## Exercise task
Pull out each line of the data that includes the word "made".

## Given records
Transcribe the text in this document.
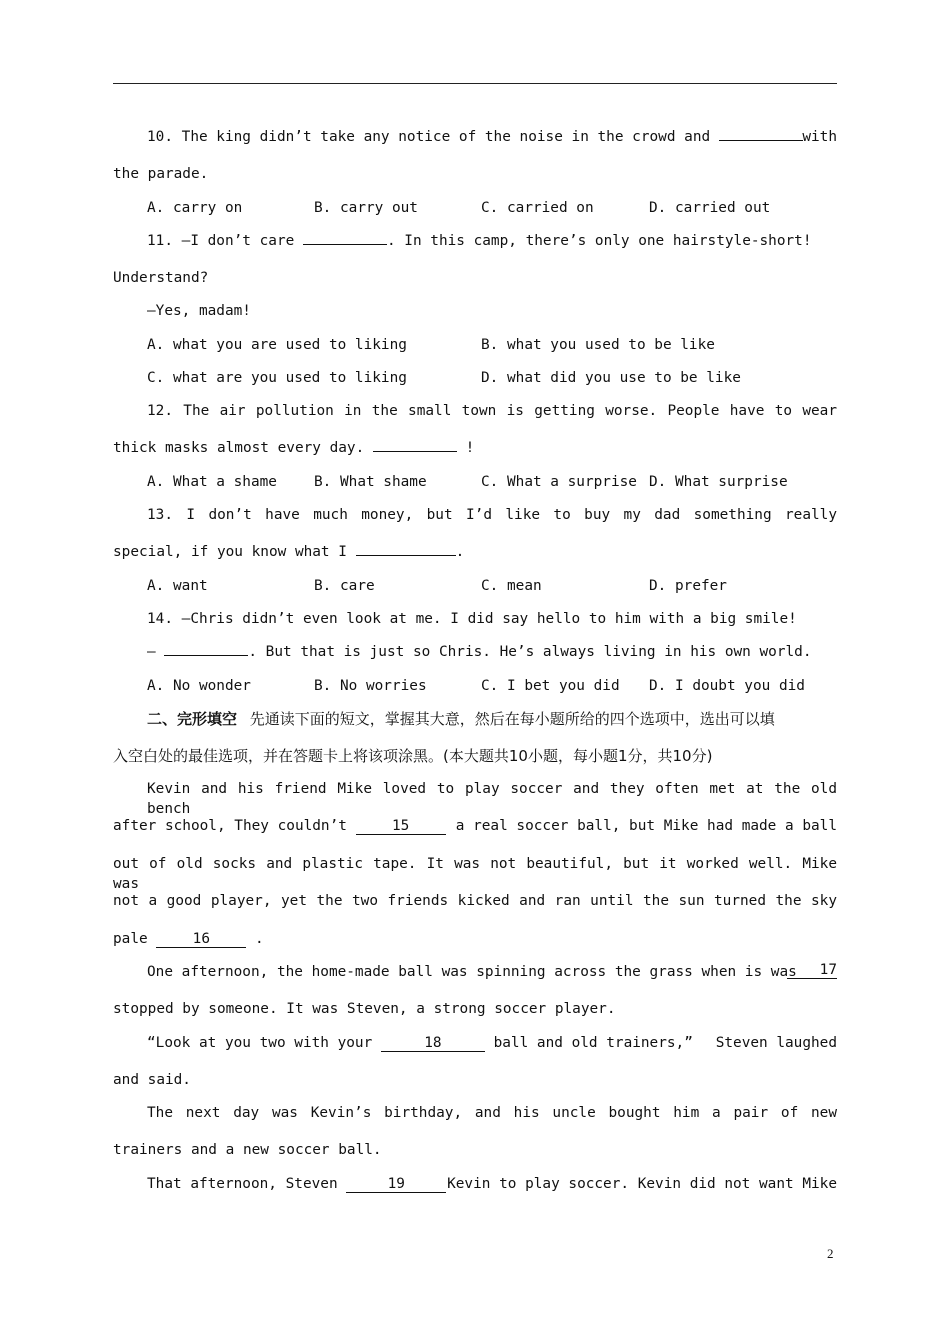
10. The king didn’t take any notice of the noise in the crowd and	with
the parade.
A. carry on	B. carry out	C. carried on	D. carried out
11. —I don’t care	. In this camp, there’s only one hairstyle-short!
Understand?
—Yes, madam!
A. what you are used to liking	B. what you used to be like
C. what are you used to liking	D. what did you use to be like
12. The air pollution in the small town is getting worse. People have to wear
thick masks almost every day.	!
A. What a shame	B. What shame	C. What a surprise D. What surprise
13. I don’t have much money, but I’d like to buy my dad something really
special, if you know what I	.
A. want	B. care	C. mean	D. prefer
14. —Chris didn’t even look at me. I did say hello to him with a big smile!
—	. But that is just so Chris. He’s always living in his own world.
A. No wonder	B. No worries	C. I bet you did D. I doubt you did
二、完形填空 先通读下面的短文，掌握其大意，然后在每小题所给的四个选项中，选出可以填
入空白处的最佳选项，并在答题卡上将该项涂黑。(本大题共10小题，每小题1分，共10分)
Kevin and his friend Mike loved to play soccer and they often met at the old bench
after school, They couldn’t	15	a real soccer ball, but Mike had made a ball
out of old socks and plastic tape. It was not beautiful, but it worked well. Mike was
not a good player, yet the two friends kicked and ran until the sun turned the sky
pale	16	.
One afternoon, the home-made ball was spinning across the grass when is was	17
stopped by someone. It was Steven, a strong soccer player.
“Look at you two with your	18	ball and old trainers,” Steven laughed
and said.
The next day was Kevin’s birthday, and his uncle bought him a pair of new
trainers and a new soccer ball.
That afternoon, Steven	19	Kevin to play soccer. Kevin did not want Mike
2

## Task solution
after school, They couldn’t	15	a real soccer ball, but Mike had made a ball
One afternoon, the home-made ball was spinning across the grass when is was	17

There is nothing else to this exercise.